(Data extracted from a collection)
-----
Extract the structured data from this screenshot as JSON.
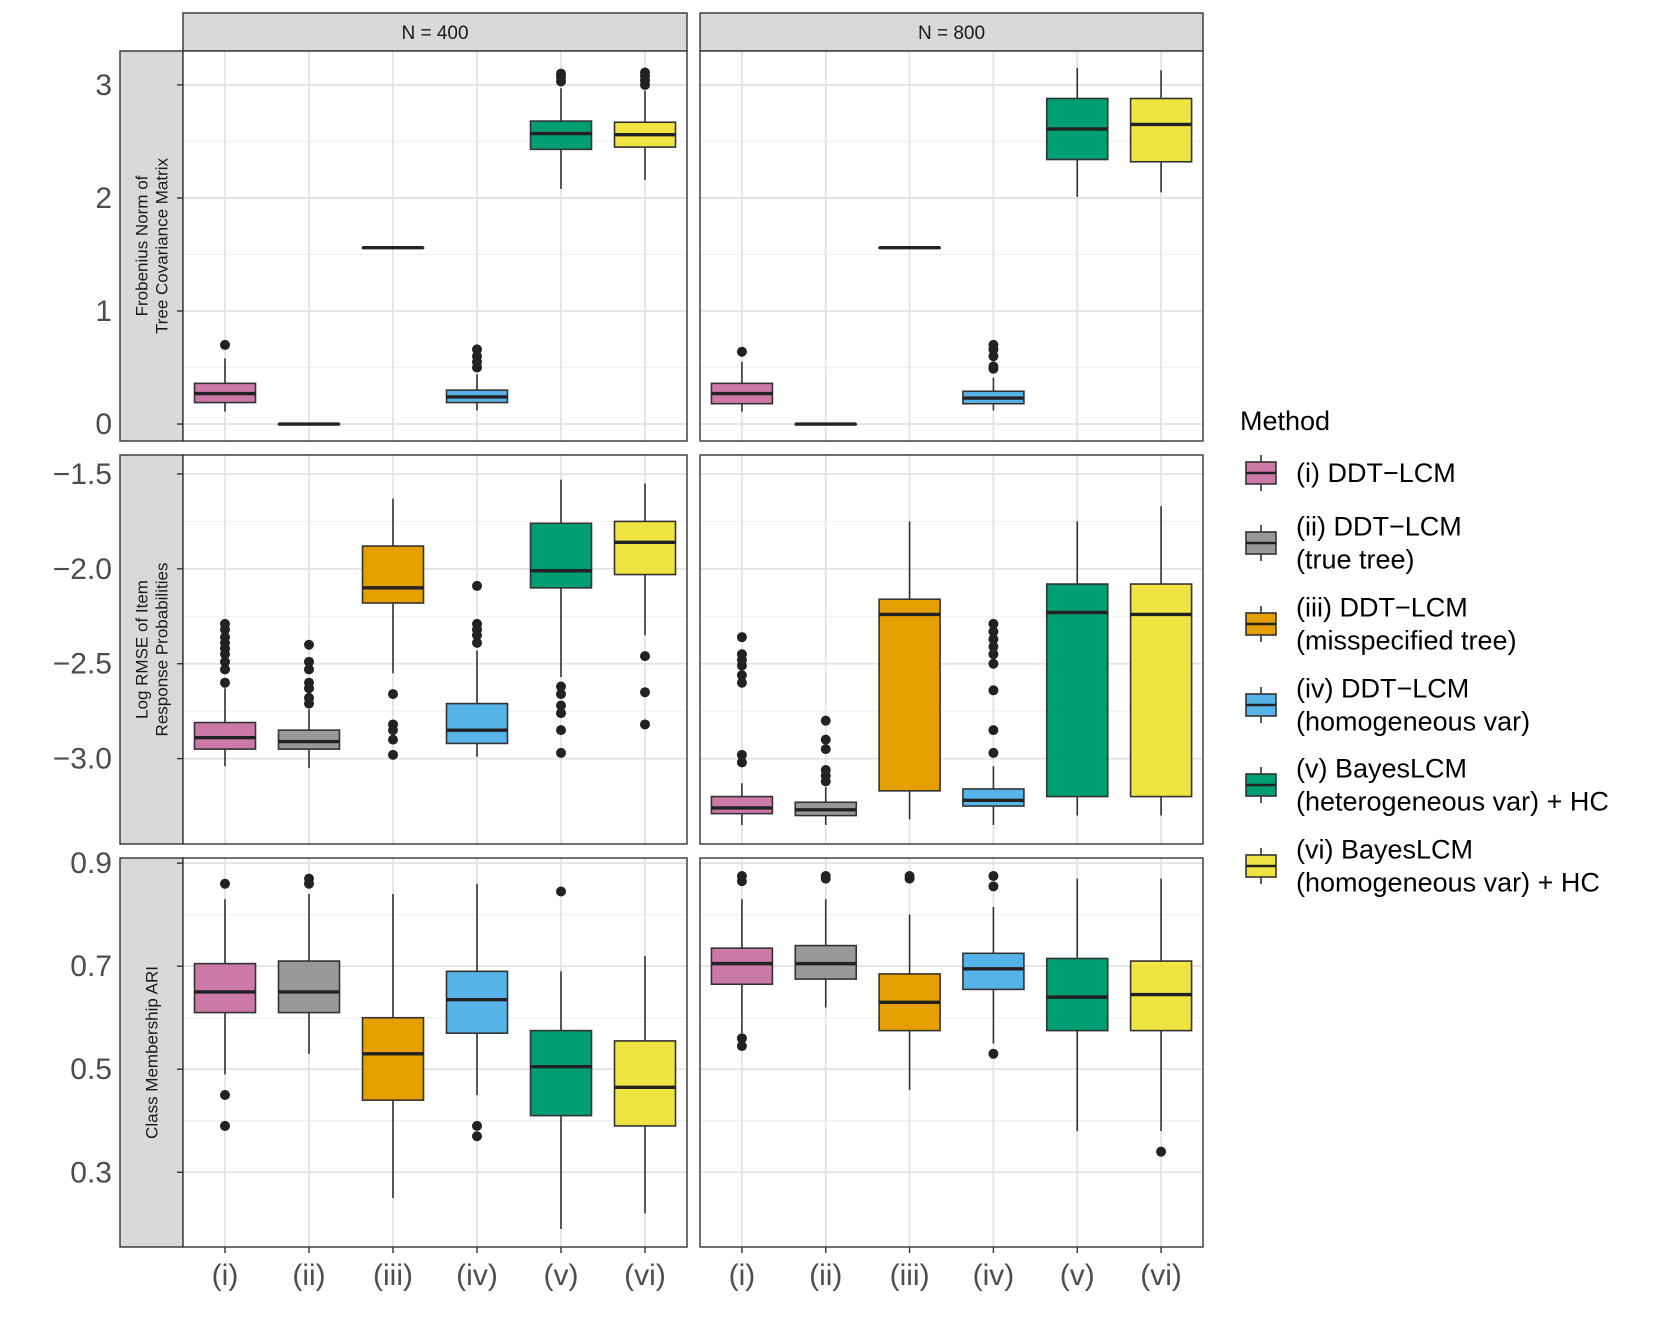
{
  "chart_data": {
    "type": "boxplot",
    "facet_columns": [
      "N = 400",
      "N = 800"
    ],
    "categories": [
      "(i)",
      "(ii)",
      "(iii)",
      "(iv)",
      "(v)",
      "(vi)"
    ],
    "legend": {
      "title": "Method",
      "items": [
        {
          "lines": [
            "(i) DDT−LCM"
          ],
          "color": "#CC79A7"
        },
        {
          "lines": [
            "(ii) DDT−LCM",
            "(true tree)"
          ],
          "color": "#999999"
        },
        {
          "lines": [
            "(iii) DDT−LCM",
            "(misspecified tree)"
          ],
          "color": "#E69F00"
        },
        {
          "lines": [
            "(iv) DDT−LCM",
            "(homogeneous var)"
          ],
          "color": "#56B4E9"
        },
        {
          "lines": [
            "(v) BayesLCM",
            "(heterogeneous var) + HC"
          ],
          "color": "#009E73"
        },
        {
          "lines": [
            "(vi) BayesLCM",
            "(homogeneous var) + HC"
          ],
          "color": "#F0E442"
        }
      ]
    },
    "rows": [
      {
        "label_lines": [
          "Frobenius Norm of",
          "Tree Covariance Matrix"
        ],
        "ylim": [
          -0.15,
          3.3
        ],
        "yticks": [
          0,
          1,
          2,
          3
        ],
        "ytick_labels": [
          "0",
          "1",
          "2",
          "3"
        ],
        "panels": [
          [
            {
              "lo": 0.11,
              "q1": 0.19,
              "med": 0.27,
              "q3": 0.36,
              "hi": 0.58,
              "out": [
                0.7
              ]
            },
            {
              "lo": 0.0,
              "q1": 0.0,
              "med": 0.0,
              "q3": 0.0,
              "hi": 0.0,
              "out": []
            },
            {
              "lo": 1.56,
              "q1": 1.56,
              "med": 1.56,
              "q3": 1.56,
              "hi": 1.56,
              "out": []
            },
            {
              "lo": 0.12,
              "q1": 0.19,
              "med": 0.24,
              "q3": 0.3,
              "hi": 0.44,
              "out": [
                0.5,
                0.55,
                0.6,
                0.66
              ]
            },
            {
              "lo": 2.08,
              "q1": 2.43,
              "med": 2.57,
              "q3": 2.68,
              "hi": 2.97,
              "out": [
                3.03,
                3.07,
                3.1
              ]
            },
            {
              "lo": 2.16,
              "q1": 2.45,
              "med": 2.56,
              "q3": 2.67,
              "hi": 2.95,
              "out": [
                3.0,
                3.04,
                3.08,
                3.11
              ]
            }
          ],
          [
            {
              "lo": 0.11,
              "q1": 0.18,
              "med": 0.27,
              "q3": 0.36,
              "hi": 0.55,
              "out": [
                0.64
              ]
            },
            {
              "lo": 0.0,
              "q1": 0.0,
              "med": 0.0,
              "q3": 0.0,
              "hi": 0.0,
              "out": []
            },
            {
              "lo": 1.56,
              "q1": 1.56,
              "med": 1.56,
              "q3": 1.56,
              "hi": 1.56,
              "out": []
            },
            {
              "lo": 0.12,
              "q1": 0.18,
              "med": 0.23,
              "q3": 0.29,
              "hi": 0.41,
              "out": [
                0.49,
                0.51,
                0.6,
                0.66,
                0.7
              ]
            },
            {
              "lo": 2.01,
              "q1": 2.34,
              "med": 2.61,
              "q3": 2.88,
              "hi": 3.15,
              "out": []
            },
            {
              "lo": 2.05,
              "q1": 2.32,
              "med": 2.65,
              "q3": 2.88,
              "hi": 3.13,
              "out": []
            }
          ]
        ]
      },
      {
        "label_lines": [
          "Log RMSE of Item",
          "Response Probabilities"
        ],
        "ylim": [
          -3.45,
          -1.4
        ],
        "yticks": [
          -3.0,
          -2.5,
          -2.0,
          -1.5
        ],
        "ytick_labels": [
          "−3.0",
          "−2.5",
          "−2.0",
          "−1.5"
        ],
        "panels": [
          [
            {
              "lo": -3.04,
              "q1": -2.95,
              "med": -2.89,
              "q3": -2.81,
              "hi": -2.63,
              "out": [
                -2.29,
                -2.32,
                -2.36,
                -2.39,
                -2.42,
                -2.45,
                -2.49,
                -2.53,
                -2.6
              ]
            },
            {
              "lo": -3.05,
              "q1": -2.95,
              "med": -2.91,
              "q3": -2.85,
              "hi": -2.74,
              "out": [
                -2.4,
                -2.49,
                -2.53,
                -2.6,
                -2.63,
                -2.68,
                -2.71
              ]
            },
            {
              "lo": -2.55,
              "q1": -2.18,
              "med": -2.1,
              "q3": -1.88,
              "hi": -1.63,
              "out": [
                -2.66,
                -2.82,
                -2.85,
                -2.9,
                -2.98
              ]
            },
            {
              "lo": -2.99,
              "q1": -2.92,
              "med": -2.85,
              "q3": -2.71,
              "hi": -2.43,
              "out": [
                -2.09,
                -2.29,
                -2.32,
                -2.35,
                -2.39
              ]
            },
            {
              "lo": -2.57,
              "q1": -2.1,
              "med": -2.01,
              "q3": -1.76,
              "hi": -1.53,
              "out": [
                -2.62,
                -2.66,
                -2.72,
                -2.76,
                -2.85,
                -2.97
              ]
            },
            {
              "lo": -2.35,
              "q1": -2.03,
              "med": -1.86,
              "q3": -1.75,
              "hi": -1.55,
              "out": [
                -2.46,
                -2.65,
                -2.82
              ]
            }
          ],
          [
            {
              "lo": -3.35,
              "q1": -3.29,
              "med": -3.26,
              "q3": -3.2,
              "hi": -3.13,
              "out": [
                -2.36,
                -2.45,
                -2.48,
                -2.51,
                -2.56,
                -2.6,
                -2.98,
                -3.02
              ]
            },
            {
              "lo": -3.35,
              "q1": -3.3,
              "med": -3.27,
              "q3": -3.23,
              "hi": -3.15,
              "out": [
                -2.8,
                -2.9,
                -2.95,
                -3.06,
                -3.09,
                -3.12
              ]
            },
            {
              "lo": -3.32,
              "q1": -3.17,
              "med": -2.24,
              "q3": -2.16,
              "hi": -1.75,
              "out": []
            },
            {
              "lo": -3.35,
              "q1": -3.25,
              "med": -3.22,
              "q3": -3.16,
              "hi": -3.04,
              "out": [
                -2.29,
                -2.33,
                -2.37,
                -2.41,
                -2.45,
                -2.5,
                -2.64,
                -2.85,
                -2.97
              ]
            },
            {
              "lo": -3.3,
              "q1": -3.2,
              "med": -2.23,
              "q3": -2.08,
              "hi": -1.75,
              "out": []
            },
            {
              "lo": -3.3,
              "q1": -3.2,
              "med": -2.24,
              "q3": -2.08,
              "hi": -1.67,
              "out": []
            }
          ]
        ]
      },
      {
        "label_lines": [
          "Class Membership ARI"
        ],
        "ylim": [
          0.155,
          0.91
        ],
        "yticks": [
          0.3,
          0.5,
          0.7,
          0.9
        ],
        "ytick_labels": [
          "0.3",
          "0.5",
          "0.7",
          "0.9"
        ],
        "panels": [
          [
            {
              "lo": 0.49,
              "q1": 0.61,
              "med": 0.65,
              "q3": 0.705,
              "hi": 0.83,
              "out": [
                0.86,
                0.45,
                0.39
              ]
            },
            {
              "lo": 0.53,
              "q1": 0.61,
              "med": 0.65,
              "q3": 0.71,
              "hi": 0.84,
              "out": [
                0.87,
                0.86
              ]
            },
            {
              "lo": 0.25,
              "q1": 0.44,
              "med": 0.53,
              "q3": 0.6,
              "hi": 0.84,
              "out": []
            },
            {
              "lo": 0.45,
              "q1": 0.57,
              "med": 0.635,
              "q3": 0.69,
              "hi": 0.86,
              "out": [
                0.39,
                0.37
              ]
            },
            {
              "lo": 0.19,
              "q1": 0.41,
              "med": 0.505,
              "q3": 0.575,
              "hi": 0.69,
              "out": [
                0.845
              ]
            },
            {
              "lo": 0.22,
              "q1": 0.39,
              "med": 0.465,
              "q3": 0.555,
              "hi": 0.72,
              "out": []
            }
          ],
          [
            {
              "lo": 0.57,
              "q1": 0.665,
              "med": 0.705,
              "q3": 0.735,
              "hi": 0.83,
              "out": [
                0.875,
                0.865,
                0.56,
                0.545
              ]
            },
            {
              "lo": 0.62,
              "q1": 0.675,
              "med": 0.705,
              "q3": 0.74,
              "hi": 0.83,
              "out": [
                0.875,
                0.87
              ]
            },
            {
              "lo": 0.46,
              "q1": 0.575,
              "med": 0.63,
              "q3": 0.685,
              "hi": 0.8,
              "out": [
                0.875,
                0.87
              ]
            },
            {
              "lo": 0.55,
              "q1": 0.655,
              "med": 0.695,
              "q3": 0.725,
              "hi": 0.815,
              "out": [
                0.875,
                0.855,
                0.53
              ]
            },
            {
              "lo": 0.38,
              "q1": 0.575,
              "med": 0.64,
              "q3": 0.715,
              "hi": 0.87,
              "out": []
            },
            {
              "lo": 0.38,
              "q1": 0.575,
              "med": 0.645,
              "q3": 0.71,
              "hi": 0.87,
              "out": [
                0.34
              ]
            }
          ]
        ]
      }
    ]
  }
}
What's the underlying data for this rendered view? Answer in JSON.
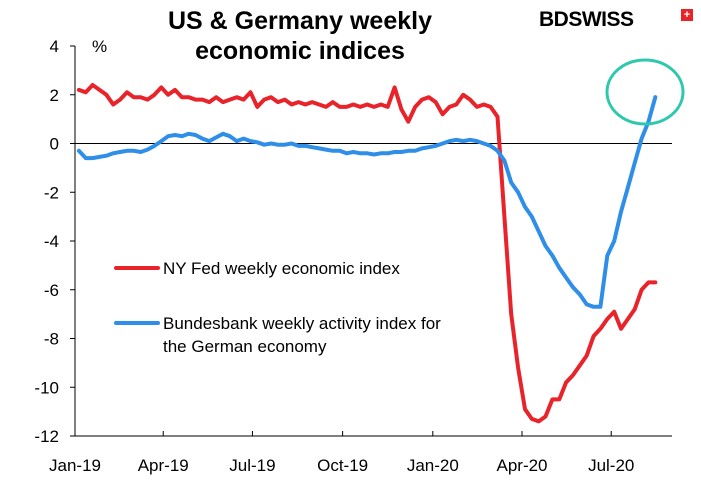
{
  "chart_data": {
    "type": "line",
    "title": "US & Germany weekly economic indices",
    "title_lines": [
      "US & Germany weekly",
      "economic indices"
    ],
    "ylabel": "%",
    "ylim": [
      -12,
      4
    ],
    "yticks": [
      4,
      2,
      0,
      -2,
      -4,
      -6,
      -8,
      -10,
      -12
    ],
    "xlim": [
      "2019-01-01",
      "2020-09-01"
    ],
    "xticks": [
      {
        "label": "Jan-19",
        "date": "2019-01-01"
      },
      {
        "label": "Apr-19",
        "date": "2019-04-01"
      },
      {
        "label": "Jul-19",
        "date": "2019-07-01"
      },
      {
        "label": "Oct-19",
        "date": "2019-10-01"
      },
      {
        "label": "Jan-20",
        "date": "2020-01-01"
      },
      {
        "label": "Apr-20",
        "date": "2020-04-01"
      },
      {
        "label": "Jul-20",
        "date": "2020-07-01"
      }
    ],
    "grid": false,
    "legend_position": "center-left",
    "series": [
      {
        "name": "NY Fed weekly economic index",
        "color": "#e8232a",
        "x": [
          "2019-01-05",
          "2019-01-12",
          "2019-01-19",
          "2019-01-26",
          "2019-02-02",
          "2019-02-09",
          "2019-02-16",
          "2019-02-23",
          "2019-03-02",
          "2019-03-09",
          "2019-03-16",
          "2019-03-23",
          "2019-03-30",
          "2019-04-06",
          "2019-04-13",
          "2019-04-20",
          "2019-04-27",
          "2019-05-04",
          "2019-05-11",
          "2019-05-18",
          "2019-05-25",
          "2019-06-01",
          "2019-06-08",
          "2019-06-15",
          "2019-06-22",
          "2019-06-29",
          "2019-07-06",
          "2019-07-13",
          "2019-07-20",
          "2019-07-27",
          "2019-08-03",
          "2019-08-10",
          "2019-08-17",
          "2019-08-24",
          "2019-08-31",
          "2019-09-07",
          "2019-09-14",
          "2019-09-21",
          "2019-09-28",
          "2019-10-05",
          "2019-10-12",
          "2019-10-19",
          "2019-10-26",
          "2019-11-02",
          "2019-11-09",
          "2019-11-16",
          "2019-11-23",
          "2019-11-30",
          "2019-12-07",
          "2019-12-14",
          "2019-12-21",
          "2019-12-28",
          "2020-01-04",
          "2020-01-11",
          "2020-01-18",
          "2020-01-25",
          "2020-02-01",
          "2020-02-08",
          "2020-02-15",
          "2020-02-22",
          "2020-02-29",
          "2020-03-07",
          "2020-03-14",
          "2020-03-21",
          "2020-03-28",
          "2020-04-04",
          "2020-04-11",
          "2020-04-18",
          "2020-04-25",
          "2020-05-02",
          "2020-05-09",
          "2020-05-16",
          "2020-05-23",
          "2020-05-30",
          "2020-06-06",
          "2020-06-13",
          "2020-06-20",
          "2020-06-27",
          "2020-07-04",
          "2020-07-11",
          "2020-07-18",
          "2020-07-25",
          "2020-08-01",
          "2020-08-08",
          "2020-08-15"
        ],
        "values": [
          2.2,
          2.1,
          2.4,
          2.2,
          2.0,
          1.6,
          1.8,
          2.1,
          1.9,
          1.9,
          1.8,
          2.0,
          2.3,
          2.0,
          2.2,
          1.9,
          1.9,
          1.8,
          1.8,
          1.7,
          1.9,
          1.7,
          1.8,
          1.9,
          1.8,
          2.1,
          1.5,
          1.8,
          1.9,
          1.7,
          1.8,
          1.6,
          1.7,
          1.6,
          1.7,
          1.6,
          1.5,
          1.7,
          1.5,
          1.5,
          1.6,
          1.5,
          1.6,
          1.5,
          1.6,
          1.5,
          2.3,
          1.4,
          0.9,
          1.5,
          1.8,
          1.9,
          1.7,
          1.2,
          1.5,
          1.6,
          2.0,
          1.8,
          1.5,
          1.6,
          1.5,
          1.1,
          -3.0,
          -7.0,
          -9.2,
          -10.9,
          -11.3,
          -11.4,
          -11.2,
          -10.5,
          -10.5,
          -9.8,
          -9.5,
          -9.1,
          -8.7,
          -7.9,
          -7.6,
          -7.2,
          -6.9,
          -7.6,
          -7.2,
          -6.8,
          -6.0,
          -5.7,
          -5.7
        ]
      },
      {
        "name": "Bundesbank weekly activity index for the German economy",
        "name_lines": [
          "Bundesbank weekly activity index for",
          "the German economy"
        ],
        "color": "#2e8ee8",
        "x": [
          "2019-01-05",
          "2019-01-12",
          "2019-01-19",
          "2019-01-26",
          "2019-02-02",
          "2019-02-09",
          "2019-02-16",
          "2019-02-23",
          "2019-03-02",
          "2019-03-09",
          "2019-03-16",
          "2019-03-23",
          "2019-03-30",
          "2019-04-06",
          "2019-04-13",
          "2019-04-20",
          "2019-04-27",
          "2019-05-04",
          "2019-05-11",
          "2019-05-18",
          "2019-05-25",
          "2019-06-01",
          "2019-06-08",
          "2019-06-15",
          "2019-06-22",
          "2019-06-29",
          "2019-07-06",
          "2019-07-13",
          "2019-07-20",
          "2019-07-27",
          "2019-08-03",
          "2019-08-10",
          "2019-08-17",
          "2019-08-24",
          "2019-08-31",
          "2019-09-07",
          "2019-09-14",
          "2019-09-21",
          "2019-09-28",
          "2019-10-05",
          "2019-10-12",
          "2019-10-19",
          "2019-10-26",
          "2019-11-02",
          "2019-11-09",
          "2019-11-16",
          "2019-11-23",
          "2019-11-30",
          "2019-12-07",
          "2019-12-14",
          "2019-12-21",
          "2019-12-28",
          "2020-01-04",
          "2020-01-11",
          "2020-01-18",
          "2020-01-25",
          "2020-02-01",
          "2020-02-08",
          "2020-02-15",
          "2020-02-22",
          "2020-02-29",
          "2020-03-07",
          "2020-03-14",
          "2020-03-21",
          "2020-03-28",
          "2020-04-04",
          "2020-04-11",
          "2020-04-18",
          "2020-04-25",
          "2020-05-02",
          "2020-05-09",
          "2020-05-16",
          "2020-05-23",
          "2020-05-30",
          "2020-06-06",
          "2020-06-13",
          "2020-06-20",
          "2020-06-27",
          "2020-07-04",
          "2020-07-11",
          "2020-07-18",
          "2020-07-25",
          "2020-08-01",
          "2020-08-08",
          "2020-08-15"
        ],
        "values": [
          -0.3,
          -0.6,
          -0.6,
          -0.55,
          -0.5,
          -0.4,
          -0.35,
          -0.3,
          -0.3,
          -0.35,
          -0.25,
          -0.1,
          0.1,
          0.3,
          0.35,
          0.3,
          0.4,
          0.35,
          0.2,
          0.1,
          0.25,
          0.4,
          0.3,
          0.1,
          0.2,
          0.1,
          0.05,
          -0.05,
          0.0,
          -0.05,
          -0.05,
          0.0,
          -0.1,
          -0.1,
          -0.15,
          -0.2,
          -0.25,
          -0.3,
          -0.3,
          -0.4,
          -0.35,
          -0.4,
          -0.4,
          -0.45,
          -0.4,
          -0.4,
          -0.35,
          -0.35,
          -0.3,
          -0.3,
          -0.2,
          -0.15,
          -0.1,
          0.0,
          0.1,
          0.15,
          0.1,
          0.15,
          0.1,
          0.0,
          -0.1,
          -0.3,
          -0.7,
          -1.6,
          -2.0,
          -2.6,
          -3.0,
          -3.6,
          -4.2,
          -4.6,
          -5.1,
          -5.5,
          -5.9,
          -6.2,
          -6.6,
          -6.7,
          -6.7,
          -4.6,
          -4.0,
          -2.8,
          -1.8,
          -0.8,
          0.2,
          0.9,
          1.9
        ]
      }
    ]
  },
  "logo_text": "BDSWISS"
}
-----
Select every line above that contains the word "Germany", and copy it.

### Result
    "title": "US & Germany weekly economic indices",
      "US & Germany weekly",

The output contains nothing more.